== Provided material

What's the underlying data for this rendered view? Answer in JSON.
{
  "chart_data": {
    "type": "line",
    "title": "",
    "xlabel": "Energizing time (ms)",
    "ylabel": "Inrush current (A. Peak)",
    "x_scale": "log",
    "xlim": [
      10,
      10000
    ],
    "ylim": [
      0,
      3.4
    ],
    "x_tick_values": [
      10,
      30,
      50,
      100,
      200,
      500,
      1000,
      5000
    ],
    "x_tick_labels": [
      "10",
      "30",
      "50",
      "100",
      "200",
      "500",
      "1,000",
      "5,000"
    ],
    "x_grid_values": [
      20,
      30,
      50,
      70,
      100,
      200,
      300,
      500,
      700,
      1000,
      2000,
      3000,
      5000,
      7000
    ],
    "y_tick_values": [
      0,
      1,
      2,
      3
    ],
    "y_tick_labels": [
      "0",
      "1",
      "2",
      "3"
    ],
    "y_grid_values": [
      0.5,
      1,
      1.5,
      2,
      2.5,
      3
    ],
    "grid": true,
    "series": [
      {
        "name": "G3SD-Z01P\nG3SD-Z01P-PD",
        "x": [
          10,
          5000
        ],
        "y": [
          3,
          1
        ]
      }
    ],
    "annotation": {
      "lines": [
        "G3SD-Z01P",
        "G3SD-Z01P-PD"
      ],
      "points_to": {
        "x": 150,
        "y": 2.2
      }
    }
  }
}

====

What the exercise asks – Each line of the material above needs to be quoted exactly, please.

Reply –
What's the underlying data for this rendered view? Answer in JSON.
{
  "chart_data": {
    "type": "line",
    "title": "",
    "xlabel": "Energizing time (ms)",
    "ylabel": "Inrush current (A. Peak)",
    "x_scale": "log",
    "xlim": [
      10,
      10000
    ],
    "ylim": [
      0,
      3.4
    ],
    "x_tick_values": [
      10,
      30,
      50,
      100,
      200,
      500,
      1000,
      5000
    ],
    "x_tick_labels": [
      "10",
      "30",
      "50",
      "100",
      "200",
      "500",
      "1,000",
      "5,000"
    ],
    "x_grid_values": [
      20,
      30,
      50,
      70,
      100,
      200,
      300,
      500,
      700,
      1000,
      2000,
      3000,
      5000,
      7000
    ],
    "y_tick_values": [
      0,
      1,
      2,
      3
    ],
    "y_tick_labels": [
      "0",
      "1",
      "2",
      "3"
    ],
    "y_grid_values": [
      0.5,
      1,
      1.5,
      2,
      2.5,
      3
    ],
    "grid": true,
    "series": [
      {
        "name": "G3SD-Z01P\nG3SD-Z01P-PD",
        "x": [
          10,
          5000
        ],
        "y": [
          3,
          1
        ]
      }
    ],
    "annotation": {
      "lines": [
        "G3SD-Z01P",
        "G3SD-Z01P-PD"
      ],
      "points_to": {
        "x": 150,
        "y": 2.2
      }
    }
  }
}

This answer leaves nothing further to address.